## begin

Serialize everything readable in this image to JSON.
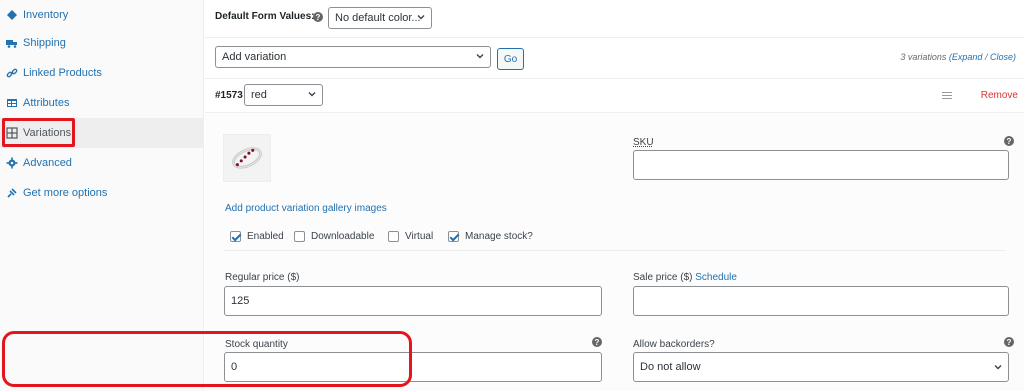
{
  "sidebar": {
    "items": [
      {
        "label": "Inventory",
        "icon": "diamond-icon"
      },
      {
        "label": "Shipping",
        "icon": "truck-icon"
      },
      {
        "label": "Linked Products",
        "icon": "link-icon"
      },
      {
        "label": "Attributes",
        "icon": "table-icon"
      },
      {
        "label": "Variations",
        "icon": "grid-icon"
      },
      {
        "label": "Advanced",
        "icon": "gear-icon"
      },
      {
        "label": "Get more options",
        "icon": "plugin-icon"
      }
    ]
  },
  "defaults": {
    "label": "Default Form Values:",
    "help": "?",
    "select_value": "No default color..."
  },
  "add_variation": {
    "select_value": "Add variation",
    "go_label": "Go",
    "count_text": "3 variations",
    "expand_label": "(Expand",
    "separator": "/",
    "close_label": "Close)"
  },
  "variation": {
    "id": "#1573",
    "attribute_value": "red",
    "remove_label": "Remove"
  },
  "panel": {
    "sku_label": "SKU",
    "sku_value": "",
    "gallery_link": "Add product variation gallery images",
    "checkboxes": [
      {
        "label": "Enabled",
        "checked": true
      },
      {
        "label": "Downloadable",
        "checked": false
      },
      {
        "label": "Virtual",
        "checked": false
      },
      {
        "label": "Manage stock?",
        "checked": true
      }
    ],
    "regular_price_label": "Regular price ($)",
    "regular_price_value": "125",
    "sale_price_label": "Sale price ($)",
    "schedule_link": "Schedule",
    "sale_price_value": "",
    "stock_qty_label": "Stock quantity",
    "stock_qty_value": "0",
    "backorders_label": "Allow backorders?",
    "backorders_value": "Do not allow"
  },
  "colors": {
    "highlight": "#e3161d",
    "link": "#2271b1",
    "remove": "#d63638"
  }
}
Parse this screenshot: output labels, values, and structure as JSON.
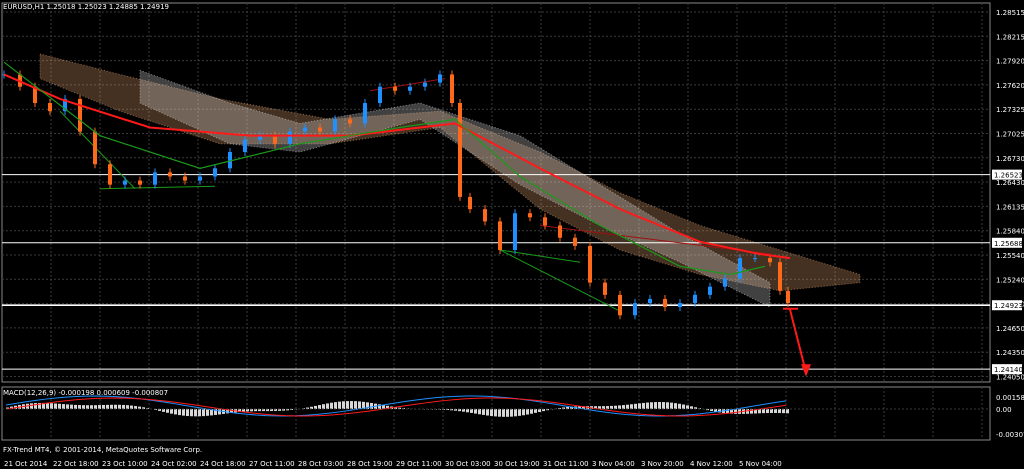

## end

--- GOAL ---
Every line above should be returned exactly; the pictures stay out.

--- EXPECTED OUTPUT ---
Serialize everything readable in this image to JSON.
{
  "sidebar": {
    "items": [
      {
        "label": "Inventory",
        "icon": "diamond-icon"
      },
      {
        "label": "Shipping",
        "icon": "truck-icon"
      },
      {
        "label": "Linked Products",
        "icon": "link-icon"
      },
      {
        "label": "Attributes",
        "icon": "table-icon"
      },
      {
        "label": "Variations",
        "icon": "grid-icon"
      },
      {
        "label": "Advanced",
        "icon": "gear-icon"
      },
      {
        "label": "Get more options",
        "icon": "plugin-icon"
      }
    ]
  },
  "defaults": {
    "label": "Default Form Values:",
    "help": "?",
    "select_value": "No default color..."
  },
  "add_variation": {
    "select_value": "Add variation",
    "go_label": "Go",
    "count_text": "3 variations",
    "expand_label": "(Expand",
    "separator": "/",
    "close_label": "Close)"
  },
  "variation": {
    "id": "#1573",
    "attribute_value": "red",
    "remove_label": "Remove"
  },
  "panel": {
    "sku_label": "SKU",
    "sku_value": "",
    "gallery_link": "Add product variation gallery images",
    "checkboxes": [
      {
        "label": "Enabled",
        "checked": true
      },
      {
        "label": "Downloadable",
        "checked": false
      },
      {
        "label": "Virtual",
        "checked": false
      },
      {
        "label": "Manage stock?",
        "checked": true
      }
    ],
    "regular_price_label": "Regular price ($)",
    "regular_price_value": "125",
    "sale_price_label": "Sale price ($)",
    "schedule_link": "Schedule",
    "sale_price_value": "",
    "stock_qty_label": "Stock quantity",
    "stock_qty_value": "0",
    "backorders_label": "Allow backorders?",
    "backorders_value": "Do not allow"
  },
  "colors": {
    "highlight": "#e3161d",
    "link": "#2271b1",
    "remove": "#d63638"
  }
}
Parse this screenshot: output labels, values, and structure as JSON.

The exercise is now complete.